Your instructions: List all lines of the data that include the string "name".

Figure record listings
● ● ●

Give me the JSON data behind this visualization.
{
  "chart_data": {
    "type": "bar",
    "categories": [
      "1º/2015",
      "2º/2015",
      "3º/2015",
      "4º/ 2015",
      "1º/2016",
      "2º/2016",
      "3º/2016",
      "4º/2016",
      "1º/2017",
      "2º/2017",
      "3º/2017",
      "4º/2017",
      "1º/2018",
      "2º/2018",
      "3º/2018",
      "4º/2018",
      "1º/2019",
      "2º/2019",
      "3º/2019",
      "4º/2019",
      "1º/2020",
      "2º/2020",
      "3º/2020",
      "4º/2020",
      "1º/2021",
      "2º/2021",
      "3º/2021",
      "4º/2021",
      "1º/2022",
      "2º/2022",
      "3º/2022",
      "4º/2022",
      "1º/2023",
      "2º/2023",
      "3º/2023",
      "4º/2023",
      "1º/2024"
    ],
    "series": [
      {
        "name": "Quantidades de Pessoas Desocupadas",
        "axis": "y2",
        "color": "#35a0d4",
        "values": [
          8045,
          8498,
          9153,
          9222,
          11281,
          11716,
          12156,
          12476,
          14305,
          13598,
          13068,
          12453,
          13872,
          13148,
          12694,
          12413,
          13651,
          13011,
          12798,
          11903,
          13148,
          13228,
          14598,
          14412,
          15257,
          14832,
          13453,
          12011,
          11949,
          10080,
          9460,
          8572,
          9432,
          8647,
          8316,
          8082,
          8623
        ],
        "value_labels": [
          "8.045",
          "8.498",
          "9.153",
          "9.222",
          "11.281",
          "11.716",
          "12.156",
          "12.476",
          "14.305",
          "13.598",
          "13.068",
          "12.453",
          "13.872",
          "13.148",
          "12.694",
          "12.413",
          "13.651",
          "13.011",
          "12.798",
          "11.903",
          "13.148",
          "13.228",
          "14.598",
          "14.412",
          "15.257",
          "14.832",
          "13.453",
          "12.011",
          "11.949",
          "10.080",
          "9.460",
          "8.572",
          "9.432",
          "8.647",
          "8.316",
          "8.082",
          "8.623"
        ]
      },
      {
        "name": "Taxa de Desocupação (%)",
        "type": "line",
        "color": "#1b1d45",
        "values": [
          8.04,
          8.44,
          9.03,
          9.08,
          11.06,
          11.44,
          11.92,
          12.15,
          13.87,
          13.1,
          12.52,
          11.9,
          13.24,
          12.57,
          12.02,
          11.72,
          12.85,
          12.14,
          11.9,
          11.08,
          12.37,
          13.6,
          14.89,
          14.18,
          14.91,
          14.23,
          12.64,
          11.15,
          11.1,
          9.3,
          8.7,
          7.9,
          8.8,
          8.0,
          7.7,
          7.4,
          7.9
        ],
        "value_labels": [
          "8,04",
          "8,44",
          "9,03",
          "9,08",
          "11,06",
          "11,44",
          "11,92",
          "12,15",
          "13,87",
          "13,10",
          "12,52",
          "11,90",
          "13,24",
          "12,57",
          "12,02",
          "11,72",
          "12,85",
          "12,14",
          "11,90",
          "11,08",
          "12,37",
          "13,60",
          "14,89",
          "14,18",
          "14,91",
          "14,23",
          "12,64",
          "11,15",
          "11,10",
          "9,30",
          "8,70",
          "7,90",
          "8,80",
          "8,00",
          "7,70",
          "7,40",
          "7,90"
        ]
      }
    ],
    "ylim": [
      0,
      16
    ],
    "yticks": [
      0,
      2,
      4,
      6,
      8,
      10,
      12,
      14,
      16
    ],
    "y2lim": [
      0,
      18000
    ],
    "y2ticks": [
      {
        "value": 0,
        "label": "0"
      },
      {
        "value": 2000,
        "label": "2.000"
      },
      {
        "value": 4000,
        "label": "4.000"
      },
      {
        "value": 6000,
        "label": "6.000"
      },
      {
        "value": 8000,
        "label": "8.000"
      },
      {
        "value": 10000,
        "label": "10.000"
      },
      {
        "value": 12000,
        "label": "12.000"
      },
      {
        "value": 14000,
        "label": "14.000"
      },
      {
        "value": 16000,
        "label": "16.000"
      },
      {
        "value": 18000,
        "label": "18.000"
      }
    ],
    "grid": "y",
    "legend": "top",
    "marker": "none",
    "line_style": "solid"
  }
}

● ● ●

Answer below:
        "name": "Quantidades de Pessoas Desocupadas",
        "name": "Taxa de Desocupação (%)",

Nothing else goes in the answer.